▶ _Written problem_
Take the data below and repeat it exactly.
"""
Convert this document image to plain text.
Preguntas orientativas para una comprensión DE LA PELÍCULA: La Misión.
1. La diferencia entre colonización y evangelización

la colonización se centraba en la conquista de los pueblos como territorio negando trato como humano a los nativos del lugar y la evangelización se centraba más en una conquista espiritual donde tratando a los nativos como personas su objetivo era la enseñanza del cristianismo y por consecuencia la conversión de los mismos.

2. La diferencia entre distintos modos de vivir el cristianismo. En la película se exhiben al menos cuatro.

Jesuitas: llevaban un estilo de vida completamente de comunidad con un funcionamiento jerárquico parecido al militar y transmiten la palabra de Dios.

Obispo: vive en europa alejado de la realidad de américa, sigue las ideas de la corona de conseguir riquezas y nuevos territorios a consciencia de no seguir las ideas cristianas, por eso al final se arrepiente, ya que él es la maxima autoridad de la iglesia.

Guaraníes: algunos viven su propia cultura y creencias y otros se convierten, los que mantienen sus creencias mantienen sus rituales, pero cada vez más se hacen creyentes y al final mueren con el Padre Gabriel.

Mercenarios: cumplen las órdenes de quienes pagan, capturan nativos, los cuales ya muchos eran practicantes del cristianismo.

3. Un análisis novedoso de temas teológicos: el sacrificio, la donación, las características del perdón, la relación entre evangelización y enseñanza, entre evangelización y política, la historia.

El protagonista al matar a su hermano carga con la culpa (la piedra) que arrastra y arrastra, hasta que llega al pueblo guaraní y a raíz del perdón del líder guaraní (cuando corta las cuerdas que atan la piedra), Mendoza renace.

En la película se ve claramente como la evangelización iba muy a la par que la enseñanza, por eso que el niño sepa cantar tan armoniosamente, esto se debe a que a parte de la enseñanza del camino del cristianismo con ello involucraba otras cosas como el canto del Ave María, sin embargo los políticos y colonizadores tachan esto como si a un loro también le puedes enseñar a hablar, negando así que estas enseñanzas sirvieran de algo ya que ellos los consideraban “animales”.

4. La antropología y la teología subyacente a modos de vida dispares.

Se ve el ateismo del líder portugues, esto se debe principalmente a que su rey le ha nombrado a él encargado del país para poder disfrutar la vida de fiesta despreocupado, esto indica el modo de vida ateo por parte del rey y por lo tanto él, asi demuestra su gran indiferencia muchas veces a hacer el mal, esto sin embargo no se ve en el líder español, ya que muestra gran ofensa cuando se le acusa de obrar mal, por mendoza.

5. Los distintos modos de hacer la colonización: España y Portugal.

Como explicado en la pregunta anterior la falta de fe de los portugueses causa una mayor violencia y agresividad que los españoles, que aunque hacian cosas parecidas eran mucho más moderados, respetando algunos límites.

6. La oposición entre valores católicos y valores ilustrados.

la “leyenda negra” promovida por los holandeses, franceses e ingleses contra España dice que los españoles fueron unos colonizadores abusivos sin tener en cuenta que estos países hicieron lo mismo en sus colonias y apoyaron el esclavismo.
"""
▶ _Solution_
Convert this document image to plain text.
Preguntas orientativas para una comprensión DE LA PELÍCULA: La Misión.
1. La diferencia entre colonización y evangelización

la colonización se centraba en la conquista de los pueblos como territorio negando trato como humano a los nativos del lugar y la evangelización se centraba más en una conquista espiritual donde tratando a los nativos como personas su objetivo era la enseñanza del cristianismo y por consecuencia la conversión de los mismos.

2. La diferencia entre distintos modos de vivir el cristianismo. En la película se exhiben al menos cuatro.

Jesuitas: llevaban un estilo de vida completamente de comunidad con un funcionamiento jerárquico parecido al militar y transmiten la palabra de Dios.

Obispo: vive en europa alejado de la realidad de américa, sigue las ideas de la corona de conseguir riquezas y nuevos territorios a consciencia de no seguir las ideas cristianas, por eso al final se arrepiente, ya que él es la maxima autoridad de la iglesia.

Guaraníes: algunos viven su propia cultura y creencias y otros se convierten, los que mantienen sus creencias mantienen sus rituales, pero cada vez más se hacen creyentes y al final mueren con el Padre Gabriel.

Mercenarios: cumplen las órdenes de quienes pagan, capturan nativos, los cuales ya muchos eran practicantes del cristianismo.

3. Un análisis novedoso de temas teológicos: el sacrificio, la donación, las características del perdón, la relación entre evangelización y enseñanza, entre evangelización y política, la historia.

El protagonista al matar a su hermano carga con la culpa (la piedra) que arrastra y arrastra, hasta que llega al pueblo guaraní y a raíz del perdón del líder guaraní (cuando corta las cuerdas que atan la piedra), Mendoza renace.

En la película se ve claramente como la evangelización iba muy a la par que la enseñanza, por eso que el niño sepa cantar tan armoniosamente, esto se debe a que a parte de la enseñanza del camino del cristianismo con ello involucraba otras cosas como el canto del Ave María, sin embargo los políticos y colonizadores tachan esto como si a un loro también le puedes enseñar a hablar, negando así que estas enseñanzas sirvieran de algo ya que ellos los consideraban “animales”.

4. La antropología y la teología subyacente a modos de vida dispares.

Se ve el ateismo del líder portugues, esto se debe principalmente a que su rey le ha nombrado a él encargado del país para poder disfrutar la vida de fiesta despreocupado, esto indica el modo de vida ateo por parte del rey y por lo tanto él, asi demuestra su gran indiferencia muchas veces a hacer el mal, esto sin embargo no se ve en el líder español, ya que muestra gran ofensa cuando se le acusa de obrar mal, por mendoza.

5. Los distintos modos de hacer la colonización: España y Portugal.

Como explicado en la pregunta anterior la falta de fe de los portugueses causa una mayor violencia y agresividad que los españoles, que aunque hacian cosas parecidas eran mucho más moderados, respetando algunos límites.

6. La oposición entre valores católicos y valores ilustrados.

la “leyenda negra” promovida por los holandeses, franceses e ingleses contra España dice que los españoles fueron unos colonizadores abusivos sin tener en cuenta que estos países hicieron lo mismo en sus colonias y apoyaron el esclavismo.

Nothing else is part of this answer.